======== DATA UNDER STUDY ========

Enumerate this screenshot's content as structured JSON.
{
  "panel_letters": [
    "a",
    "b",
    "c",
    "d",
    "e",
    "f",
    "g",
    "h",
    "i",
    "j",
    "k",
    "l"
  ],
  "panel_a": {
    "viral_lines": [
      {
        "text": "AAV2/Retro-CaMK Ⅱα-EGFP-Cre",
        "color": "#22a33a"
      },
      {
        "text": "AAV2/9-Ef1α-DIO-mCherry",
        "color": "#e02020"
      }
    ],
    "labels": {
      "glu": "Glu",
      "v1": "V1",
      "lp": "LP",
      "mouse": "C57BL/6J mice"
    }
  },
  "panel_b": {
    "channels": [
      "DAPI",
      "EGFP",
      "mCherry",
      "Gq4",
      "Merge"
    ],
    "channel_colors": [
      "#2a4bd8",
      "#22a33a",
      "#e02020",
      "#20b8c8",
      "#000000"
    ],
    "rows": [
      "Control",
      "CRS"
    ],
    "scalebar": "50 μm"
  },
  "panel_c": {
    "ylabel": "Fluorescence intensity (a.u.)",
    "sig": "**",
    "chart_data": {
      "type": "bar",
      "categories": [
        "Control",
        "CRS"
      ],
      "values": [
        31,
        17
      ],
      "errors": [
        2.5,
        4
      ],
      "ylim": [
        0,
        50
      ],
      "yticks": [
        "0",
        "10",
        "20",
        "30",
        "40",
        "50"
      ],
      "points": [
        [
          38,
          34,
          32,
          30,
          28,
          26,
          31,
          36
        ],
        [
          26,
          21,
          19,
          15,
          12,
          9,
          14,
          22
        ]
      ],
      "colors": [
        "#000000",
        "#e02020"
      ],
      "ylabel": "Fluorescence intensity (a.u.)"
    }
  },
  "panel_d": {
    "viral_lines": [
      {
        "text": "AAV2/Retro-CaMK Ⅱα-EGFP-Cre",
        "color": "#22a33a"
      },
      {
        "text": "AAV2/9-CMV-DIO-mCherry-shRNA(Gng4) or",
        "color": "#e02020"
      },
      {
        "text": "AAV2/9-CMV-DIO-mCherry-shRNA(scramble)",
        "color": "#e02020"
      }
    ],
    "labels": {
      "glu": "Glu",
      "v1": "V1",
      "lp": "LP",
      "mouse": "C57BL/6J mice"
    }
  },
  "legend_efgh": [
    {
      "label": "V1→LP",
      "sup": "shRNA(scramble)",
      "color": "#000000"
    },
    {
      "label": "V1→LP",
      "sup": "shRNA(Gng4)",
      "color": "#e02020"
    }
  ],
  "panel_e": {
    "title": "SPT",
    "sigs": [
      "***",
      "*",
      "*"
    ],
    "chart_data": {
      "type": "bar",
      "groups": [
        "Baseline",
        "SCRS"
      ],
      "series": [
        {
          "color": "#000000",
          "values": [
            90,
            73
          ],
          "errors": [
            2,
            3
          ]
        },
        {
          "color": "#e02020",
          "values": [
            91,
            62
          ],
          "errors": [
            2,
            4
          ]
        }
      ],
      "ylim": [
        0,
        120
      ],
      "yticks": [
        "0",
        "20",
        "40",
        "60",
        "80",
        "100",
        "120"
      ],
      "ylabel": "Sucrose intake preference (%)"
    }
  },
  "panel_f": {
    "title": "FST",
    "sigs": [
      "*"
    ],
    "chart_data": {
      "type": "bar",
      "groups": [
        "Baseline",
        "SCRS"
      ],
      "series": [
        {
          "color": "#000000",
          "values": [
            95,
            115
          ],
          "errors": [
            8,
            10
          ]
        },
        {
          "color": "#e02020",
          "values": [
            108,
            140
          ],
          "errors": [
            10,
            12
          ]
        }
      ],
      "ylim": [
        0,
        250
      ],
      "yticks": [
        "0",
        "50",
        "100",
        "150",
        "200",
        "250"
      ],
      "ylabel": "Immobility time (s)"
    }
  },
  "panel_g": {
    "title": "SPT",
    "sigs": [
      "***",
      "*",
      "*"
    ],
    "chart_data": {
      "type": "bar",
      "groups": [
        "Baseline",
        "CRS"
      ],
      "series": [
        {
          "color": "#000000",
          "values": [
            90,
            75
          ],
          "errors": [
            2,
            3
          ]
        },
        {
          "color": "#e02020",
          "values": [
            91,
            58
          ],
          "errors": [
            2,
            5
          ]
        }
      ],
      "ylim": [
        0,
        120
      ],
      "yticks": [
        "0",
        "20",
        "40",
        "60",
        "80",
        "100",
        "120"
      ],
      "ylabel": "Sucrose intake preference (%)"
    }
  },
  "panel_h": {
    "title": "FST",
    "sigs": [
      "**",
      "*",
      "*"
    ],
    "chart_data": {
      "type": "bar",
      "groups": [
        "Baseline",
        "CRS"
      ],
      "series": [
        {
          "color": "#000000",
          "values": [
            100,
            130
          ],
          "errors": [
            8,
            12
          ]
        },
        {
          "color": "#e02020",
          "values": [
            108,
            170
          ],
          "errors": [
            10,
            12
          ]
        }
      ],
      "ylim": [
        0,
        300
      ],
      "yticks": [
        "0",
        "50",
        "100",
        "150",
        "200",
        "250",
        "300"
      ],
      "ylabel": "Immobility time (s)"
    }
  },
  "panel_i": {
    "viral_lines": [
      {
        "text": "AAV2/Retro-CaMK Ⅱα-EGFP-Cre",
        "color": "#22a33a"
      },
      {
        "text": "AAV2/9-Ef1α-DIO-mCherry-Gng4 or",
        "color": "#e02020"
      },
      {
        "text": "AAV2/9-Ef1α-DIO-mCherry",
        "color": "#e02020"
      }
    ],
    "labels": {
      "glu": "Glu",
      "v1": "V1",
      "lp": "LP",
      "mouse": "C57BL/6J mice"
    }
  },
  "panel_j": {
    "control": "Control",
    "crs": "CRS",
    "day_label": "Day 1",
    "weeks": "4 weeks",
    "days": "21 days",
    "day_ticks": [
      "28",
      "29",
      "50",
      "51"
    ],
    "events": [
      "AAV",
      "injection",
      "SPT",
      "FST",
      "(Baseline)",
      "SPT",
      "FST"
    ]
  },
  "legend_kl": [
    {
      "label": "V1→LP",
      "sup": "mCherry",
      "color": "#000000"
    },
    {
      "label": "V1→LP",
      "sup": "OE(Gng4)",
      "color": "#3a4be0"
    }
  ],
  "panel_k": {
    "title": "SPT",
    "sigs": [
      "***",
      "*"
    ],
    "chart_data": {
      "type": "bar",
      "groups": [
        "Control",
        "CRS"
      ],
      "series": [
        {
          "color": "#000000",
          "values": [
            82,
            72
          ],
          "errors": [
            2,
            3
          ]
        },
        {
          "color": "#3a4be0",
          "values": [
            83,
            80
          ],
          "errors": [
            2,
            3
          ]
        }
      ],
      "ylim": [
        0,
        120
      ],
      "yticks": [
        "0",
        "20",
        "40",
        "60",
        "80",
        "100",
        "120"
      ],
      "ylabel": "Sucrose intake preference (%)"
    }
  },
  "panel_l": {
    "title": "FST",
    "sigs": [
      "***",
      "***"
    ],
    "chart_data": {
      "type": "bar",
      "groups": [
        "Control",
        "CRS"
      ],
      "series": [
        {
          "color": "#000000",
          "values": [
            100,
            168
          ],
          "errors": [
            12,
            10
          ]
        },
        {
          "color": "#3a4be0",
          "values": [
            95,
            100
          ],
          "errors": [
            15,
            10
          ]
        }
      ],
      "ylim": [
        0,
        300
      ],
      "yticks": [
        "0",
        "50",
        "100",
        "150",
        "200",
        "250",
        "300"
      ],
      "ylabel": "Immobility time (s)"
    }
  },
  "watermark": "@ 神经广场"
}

========

_WHAT THIS TASK INVOLVES_
The whole listing above needs to be reproduced exactly.

_ANSWER FOR THE TASK_
Enumerate this screenshot's content as structured JSON.
{
  "panel_letters": [
    "a",
    "b",
    "c",
    "d",
    "e",
    "f",
    "g",
    "h",
    "i",
    "j",
    "k",
    "l"
  ],
  "panel_a": {
    "viral_lines": [
      {
        "text": "AAV2/Retro-CaMK Ⅱα-EGFP-Cre",
        "color": "#22a33a"
      },
      {
        "text": "AAV2/9-Ef1α-DIO-mCherry",
        "color": "#e02020"
      }
    ],
    "labels": {
      "glu": "Glu",
      "v1": "V1",
      "lp": "LP",
      "mouse": "C57BL/6J mice"
    }
  },
  "panel_b": {
    "channels": [
      "DAPI",
      "EGFP",
      "mCherry",
      "Gq4",
      "Merge"
    ],
    "channel_colors": [
      "#2a4bd8",
      "#22a33a",
      "#e02020",
      "#20b8c8",
      "#000000"
    ],
    "rows": [
      "Control",
      "CRS"
    ],
    "scalebar": "50 μm"
  },
  "panel_c": {
    "ylabel": "Fluorescence intensity (a.u.)",
    "sig": "**",
    "chart_data": {
      "type": "bar",
      "categories": [
        "Control",
        "CRS"
      ],
      "values": [
        31,
        17
      ],
      "errors": [
        2.5,
        4
      ],
      "ylim": [
        0,
        50
      ],
      "yticks": [
        "0",
        "10",
        "20",
        "30",
        "40",
        "50"
      ],
      "points": [
        [
          38,
          34,
          32,
          30,
          28,
          26,
          31,
          36
        ],
        [
          26,
          21,
          19,
          15,
          12,
          9,
          14,
          22
        ]
      ],
      "colors": [
        "#000000",
        "#e02020"
      ],
      "ylabel": "Fluorescence intensity (a.u.)"
    }
  },
  "panel_d": {
    "viral_lines": [
      {
        "text": "AAV2/Retro-CaMK Ⅱα-EGFP-Cre",
        "color": "#22a33a"
      },
      {
        "text": "AAV2/9-CMV-DIO-mCherry-shRNA(Gng4) or",
        "color": "#e02020"
      },
      {
        "text": "AAV2/9-CMV-DIO-mCherry-shRNA(scramble)",
        "color": "#e02020"
      }
    ],
    "labels": {
      "glu": "Glu",
      "v1": "V1",
      "lp": "LP",
      "mouse": "C57BL/6J mice"
    }
  },
  "legend_efgh": [
    {
      "label": "V1→LP",
      "sup": "shRNA(scramble)",
      "color": "#000000"
    },
    {
      "label": "V1→LP",
      "sup": "shRNA(Gng4)",
      "color": "#e02020"
    }
  ],
  "panel_e": {
    "title": "SPT",
    "sigs": [
      "***",
      "*",
      "*"
    ],
    "chart_data": {
      "type": "bar",
      "groups": [
        "Baseline",
        "SCRS"
      ],
      "series": [
        {
          "color": "#000000",
          "values": [
            90,
            73
          ],
          "errors": [
            2,
            3
          ]
        },
        {
          "color": "#e02020",
          "values": [
            91,
            62
          ],
          "errors": [
            2,
            4
          ]
        }
      ],
      "ylim": [
        0,
        120
      ],
      "yticks": [
        "0",
        "20",
        "40",
        "60",
        "80",
        "100",
        "120"
      ],
      "ylabel": "Sucrose intake preference (%)"
    }
  },
  "panel_f": {
    "title": "FST",
    "sigs": [
      "*"
    ],
    "chart_data": {
      "type": "bar",
      "groups": [
        "Baseline",
        "SCRS"
      ],
      "series": [
        {
          "color": "#000000",
          "values": [
            95,
            115
          ],
          "errors": [
            8,
            10
          ]
        },
        {
          "color": "#e02020",
          "values": [
            108,
            140
          ],
          "errors": [
            10,
            12
          ]
        }
      ],
      "ylim": [
        0,
        250
      ],
      "yticks": [
        "0",
        "50",
        "100",
        "150",
        "200",
        "250"
      ],
      "ylabel": "Immobility time (s)"
    }
  },
  "panel_g": {
    "title": "SPT",
    "sigs": [
      "***",
      "*",
      "*"
    ],
    "chart_data": {
      "type": "bar",
      "groups": [
        "Baseline",
        "CRS"
      ],
      "series": [
        {
          "color": "#000000",
          "values": [
            90,
            75
          ],
          "errors": [
            2,
            3
          ]
        },
        {
          "color": "#e02020",
          "values": [
            91,
            58
          ],
          "errors": [
            2,
            5
          ]
        }
      ],
      "ylim": [
        0,
        120
      ],
      "yticks": [
        "0",
        "20",
        "40",
        "60",
        "80",
        "100",
        "120"
      ],
      "ylabel": "Sucrose intake preference (%)"
    }
  },
  "panel_h": {
    "title": "FST",
    "sigs": [
      "**",
      "*",
      "*"
    ],
    "chart_data": {
      "type": "bar",
      "groups": [
        "Baseline",
        "CRS"
      ],
      "series": [
        {
          "color": "#000000",
          "values": [
            100,
            130
          ],
          "errors": [
            8,
            12
          ]
        },
        {
          "color": "#e02020",
          "values": [
            108,
            170
          ],
          "errors": [
            10,
            12
          ]
        }
      ],
      "ylim": [
        0,
        300
      ],
      "yticks": [
        "0",
        "50",
        "100",
        "150",
        "200",
        "250",
        "300"
      ],
      "ylabel": "Immobility time (s)"
    }
  },
  "panel_i": {
    "viral_lines": [
      {
        "text": "AAV2/Retro-CaMK Ⅱα-EGFP-Cre",
        "color": "#22a33a"
      },
      {
        "text": "AAV2/9-Ef1α-DIO-mCherry-Gng4 or",
        "color": "#e02020"
      },
      {
        "text": "AAV2/9-Ef1α-DIO-mCherry",
        "color": "#e02020"
      }
    ],
    "labels": {
      "glu": "Glu",
      "v1": "V1",
      "lp": "LP",
      "mouse": "C57BL/6J mice"
    }
  },
  "panel_j": {
    "control": "Control",
    "crs": "CRS",
    "day_label": "Day 1",
    "weeks": "4 weeks",
    "days": "21 days",
    "day_ticks": [
      "28",
      "29",
      "50",
      "51"
    ],
    "events": [
      "AAV",
      "injection",
      "SPT",
      "FST",
      "(Baseline)",
      "SPT",
      "FST"
    ]
  },
  "legend_kl": [
    {
      "label": "V1→LP",
      "sup": "mCherry",
      "color": "#000000"
    },
    {
      "label": "V1→LP",
      "sup": "OE(Gng4)",
      "color": "#3a4be0"
    }
  ],
  "panel_k": {
    "title": "SPT",
    "sigs": [
      "***",
      "*"
    ],
    "chart_data": {
      "type": "bar",
      "groups": [
        "Control",
        "CRS"
      ],
      "series": [
        {
          "color": "#000000",
          "values": [
            82,
            72
          ],
          "errors": [
            2,
            3
          ]
        },
        {
          "color": "#3a4be0",
          "values": [
            83,
            80
          ],
          "errors": [
            2,
            3
          ]
        }
      ],
      "ylim": [
        0,
        120
      ],
      "yticks": [
        "0",
        "20",
        "40",
        "60",
        "80",
        "100",
        "120"
      ],
      "ylabel": "Sucrose intake preference (%)"
    }
  },
  "panel_l": {
    "title": "FST",
    "sigs": [
      "***",
      "***"
    ],
    "chart_data": {
      "type": "bar",
      "groups": [
        "Control",
        "CRS"
      ],
      "series": [
        {
          "color": "#000000",
          "values": [
            100,
            168
          ],
          "errors": [
            12,
            10
          ]
        },
        {
          "color": "#3a4be0",
          "values": [
            95,
            100
          ],
          "errors": [
            15,
            10
          ]
        }
      ],
      "ylim": [
        0,
        300
      ],
      "yticks": [
        "0",
        "50",
        "100",
        "150",
        "200",
        "250",
        "300"
      ],
      "ylabel": "Immobility time (s)"
    }
  },
  "watermark": "@ 神经广场"
}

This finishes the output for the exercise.